**Objective:** Reproduce the records verbatim from their first line through the line containing "ice-share: 42.2% — [418, 196, 444, 207]", including that line.

**Task data:**
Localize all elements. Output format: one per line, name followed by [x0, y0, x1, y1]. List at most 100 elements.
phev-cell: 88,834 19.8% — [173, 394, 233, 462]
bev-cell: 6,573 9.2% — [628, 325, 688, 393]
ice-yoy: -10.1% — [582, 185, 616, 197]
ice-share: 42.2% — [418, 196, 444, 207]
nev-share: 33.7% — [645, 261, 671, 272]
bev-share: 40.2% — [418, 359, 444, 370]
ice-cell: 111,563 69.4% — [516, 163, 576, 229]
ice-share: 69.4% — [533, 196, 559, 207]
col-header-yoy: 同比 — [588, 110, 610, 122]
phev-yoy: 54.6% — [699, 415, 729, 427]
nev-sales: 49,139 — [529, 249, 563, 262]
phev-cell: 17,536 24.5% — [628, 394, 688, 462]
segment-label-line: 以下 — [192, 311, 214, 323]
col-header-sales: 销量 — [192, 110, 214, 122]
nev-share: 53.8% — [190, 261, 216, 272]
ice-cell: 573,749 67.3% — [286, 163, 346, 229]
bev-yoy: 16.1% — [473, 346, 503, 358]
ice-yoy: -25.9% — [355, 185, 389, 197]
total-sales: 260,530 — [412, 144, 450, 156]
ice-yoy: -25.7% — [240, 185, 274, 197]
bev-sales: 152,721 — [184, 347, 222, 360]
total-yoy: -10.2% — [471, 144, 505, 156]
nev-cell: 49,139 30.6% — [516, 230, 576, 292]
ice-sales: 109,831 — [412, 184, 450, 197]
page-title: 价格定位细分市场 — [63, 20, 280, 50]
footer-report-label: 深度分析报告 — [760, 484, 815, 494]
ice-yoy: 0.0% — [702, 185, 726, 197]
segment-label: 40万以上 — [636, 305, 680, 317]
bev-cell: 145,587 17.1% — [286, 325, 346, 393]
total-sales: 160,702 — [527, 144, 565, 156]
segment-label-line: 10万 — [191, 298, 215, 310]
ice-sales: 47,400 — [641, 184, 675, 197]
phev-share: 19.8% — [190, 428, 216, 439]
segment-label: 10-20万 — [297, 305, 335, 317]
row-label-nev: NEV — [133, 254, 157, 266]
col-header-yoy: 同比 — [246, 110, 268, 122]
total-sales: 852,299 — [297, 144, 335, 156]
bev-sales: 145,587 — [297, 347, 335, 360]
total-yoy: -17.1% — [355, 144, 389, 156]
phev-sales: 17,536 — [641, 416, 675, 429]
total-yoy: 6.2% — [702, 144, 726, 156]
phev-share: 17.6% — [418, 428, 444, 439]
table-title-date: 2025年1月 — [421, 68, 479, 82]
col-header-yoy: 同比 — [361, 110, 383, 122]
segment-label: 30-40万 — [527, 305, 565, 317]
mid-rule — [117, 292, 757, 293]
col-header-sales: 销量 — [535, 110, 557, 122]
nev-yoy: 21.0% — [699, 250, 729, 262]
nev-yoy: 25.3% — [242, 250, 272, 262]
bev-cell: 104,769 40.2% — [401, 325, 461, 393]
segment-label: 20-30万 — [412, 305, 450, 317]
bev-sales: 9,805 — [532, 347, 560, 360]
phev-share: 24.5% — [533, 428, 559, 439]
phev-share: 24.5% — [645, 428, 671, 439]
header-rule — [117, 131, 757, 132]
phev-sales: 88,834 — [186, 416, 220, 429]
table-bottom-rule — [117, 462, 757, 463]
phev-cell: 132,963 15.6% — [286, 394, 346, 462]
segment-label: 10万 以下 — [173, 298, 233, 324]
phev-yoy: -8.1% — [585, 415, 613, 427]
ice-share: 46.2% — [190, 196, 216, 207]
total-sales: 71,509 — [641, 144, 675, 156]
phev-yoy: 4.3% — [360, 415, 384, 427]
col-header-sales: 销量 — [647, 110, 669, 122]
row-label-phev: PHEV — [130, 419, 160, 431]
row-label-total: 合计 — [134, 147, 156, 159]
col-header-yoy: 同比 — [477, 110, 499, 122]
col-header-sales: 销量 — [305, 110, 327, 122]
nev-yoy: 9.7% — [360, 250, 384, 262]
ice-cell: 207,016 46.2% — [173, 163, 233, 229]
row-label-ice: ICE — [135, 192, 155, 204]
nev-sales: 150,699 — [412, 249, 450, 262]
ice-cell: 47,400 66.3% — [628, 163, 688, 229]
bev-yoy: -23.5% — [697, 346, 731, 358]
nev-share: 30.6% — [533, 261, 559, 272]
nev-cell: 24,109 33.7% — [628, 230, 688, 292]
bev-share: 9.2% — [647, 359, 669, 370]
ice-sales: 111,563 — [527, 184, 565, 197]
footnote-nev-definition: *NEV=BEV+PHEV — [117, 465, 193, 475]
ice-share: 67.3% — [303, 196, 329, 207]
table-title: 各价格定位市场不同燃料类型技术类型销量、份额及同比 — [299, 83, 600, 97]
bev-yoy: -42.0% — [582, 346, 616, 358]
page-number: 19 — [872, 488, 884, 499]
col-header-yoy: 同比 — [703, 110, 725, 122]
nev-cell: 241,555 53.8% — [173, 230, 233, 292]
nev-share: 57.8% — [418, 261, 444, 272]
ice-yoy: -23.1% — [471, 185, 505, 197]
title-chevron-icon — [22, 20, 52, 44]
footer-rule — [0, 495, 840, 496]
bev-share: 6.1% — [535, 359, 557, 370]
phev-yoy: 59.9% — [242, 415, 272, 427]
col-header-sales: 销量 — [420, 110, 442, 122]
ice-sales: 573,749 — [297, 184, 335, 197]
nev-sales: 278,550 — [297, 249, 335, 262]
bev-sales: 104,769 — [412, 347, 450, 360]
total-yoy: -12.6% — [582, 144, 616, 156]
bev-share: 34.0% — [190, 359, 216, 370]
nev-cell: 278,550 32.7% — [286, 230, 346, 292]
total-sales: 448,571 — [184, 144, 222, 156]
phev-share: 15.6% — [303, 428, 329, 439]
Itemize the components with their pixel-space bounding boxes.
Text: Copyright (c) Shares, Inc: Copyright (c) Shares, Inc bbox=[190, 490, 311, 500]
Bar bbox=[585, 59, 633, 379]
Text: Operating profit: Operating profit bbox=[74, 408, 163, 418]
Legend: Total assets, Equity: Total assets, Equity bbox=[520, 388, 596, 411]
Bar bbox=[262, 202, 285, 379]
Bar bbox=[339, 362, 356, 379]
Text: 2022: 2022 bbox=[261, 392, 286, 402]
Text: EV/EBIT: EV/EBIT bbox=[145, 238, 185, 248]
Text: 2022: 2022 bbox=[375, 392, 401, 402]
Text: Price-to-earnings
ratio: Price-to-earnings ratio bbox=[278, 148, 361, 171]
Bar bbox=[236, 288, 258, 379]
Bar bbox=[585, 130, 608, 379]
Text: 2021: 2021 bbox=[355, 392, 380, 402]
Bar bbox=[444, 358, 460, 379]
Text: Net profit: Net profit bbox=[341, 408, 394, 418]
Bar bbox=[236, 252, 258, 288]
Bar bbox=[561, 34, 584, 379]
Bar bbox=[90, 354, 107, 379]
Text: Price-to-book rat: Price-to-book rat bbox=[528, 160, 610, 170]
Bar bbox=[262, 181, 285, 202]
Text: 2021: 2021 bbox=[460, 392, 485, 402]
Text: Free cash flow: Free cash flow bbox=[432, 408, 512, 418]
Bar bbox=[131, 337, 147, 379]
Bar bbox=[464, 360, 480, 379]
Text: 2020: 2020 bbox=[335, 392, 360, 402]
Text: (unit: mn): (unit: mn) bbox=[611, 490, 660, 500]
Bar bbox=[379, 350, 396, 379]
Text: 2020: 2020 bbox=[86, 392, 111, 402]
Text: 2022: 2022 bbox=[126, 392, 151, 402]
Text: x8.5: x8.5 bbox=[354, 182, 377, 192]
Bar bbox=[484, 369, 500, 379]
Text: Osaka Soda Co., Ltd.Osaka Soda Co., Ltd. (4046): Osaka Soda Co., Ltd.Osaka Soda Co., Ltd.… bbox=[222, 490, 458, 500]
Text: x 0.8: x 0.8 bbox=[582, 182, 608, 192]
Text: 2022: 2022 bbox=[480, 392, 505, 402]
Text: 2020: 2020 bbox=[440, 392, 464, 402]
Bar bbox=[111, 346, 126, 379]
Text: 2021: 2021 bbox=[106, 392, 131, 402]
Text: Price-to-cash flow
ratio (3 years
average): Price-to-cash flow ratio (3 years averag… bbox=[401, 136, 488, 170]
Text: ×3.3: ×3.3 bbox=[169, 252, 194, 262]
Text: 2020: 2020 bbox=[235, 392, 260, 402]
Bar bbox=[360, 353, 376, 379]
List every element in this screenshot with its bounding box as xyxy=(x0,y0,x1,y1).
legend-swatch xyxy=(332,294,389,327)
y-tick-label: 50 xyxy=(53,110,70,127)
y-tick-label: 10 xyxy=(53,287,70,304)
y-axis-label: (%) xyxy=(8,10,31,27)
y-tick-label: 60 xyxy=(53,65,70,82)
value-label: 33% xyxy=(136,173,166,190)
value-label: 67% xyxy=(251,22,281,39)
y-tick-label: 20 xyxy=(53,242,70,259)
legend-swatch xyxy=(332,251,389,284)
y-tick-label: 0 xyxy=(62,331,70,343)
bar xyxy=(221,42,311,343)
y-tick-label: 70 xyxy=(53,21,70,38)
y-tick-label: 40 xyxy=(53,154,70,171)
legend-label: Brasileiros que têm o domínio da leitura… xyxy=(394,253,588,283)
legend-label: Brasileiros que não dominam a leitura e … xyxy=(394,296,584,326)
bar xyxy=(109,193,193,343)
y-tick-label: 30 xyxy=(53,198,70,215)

**Response:**
Localize all elements. Output format: one per line, name followed by [x0, y0, x1, y1]. List at most 100 elements.
phev-cell: 88,834 19.8% — [173, 394, 233, 462]
bev-cell: 6,573 9.2% — [628, 325, 688, 393]
ice-yoy: -10.1% — [582, 185, 616, 197]
ice-share: 42.2% — [418, 196, 444, 207]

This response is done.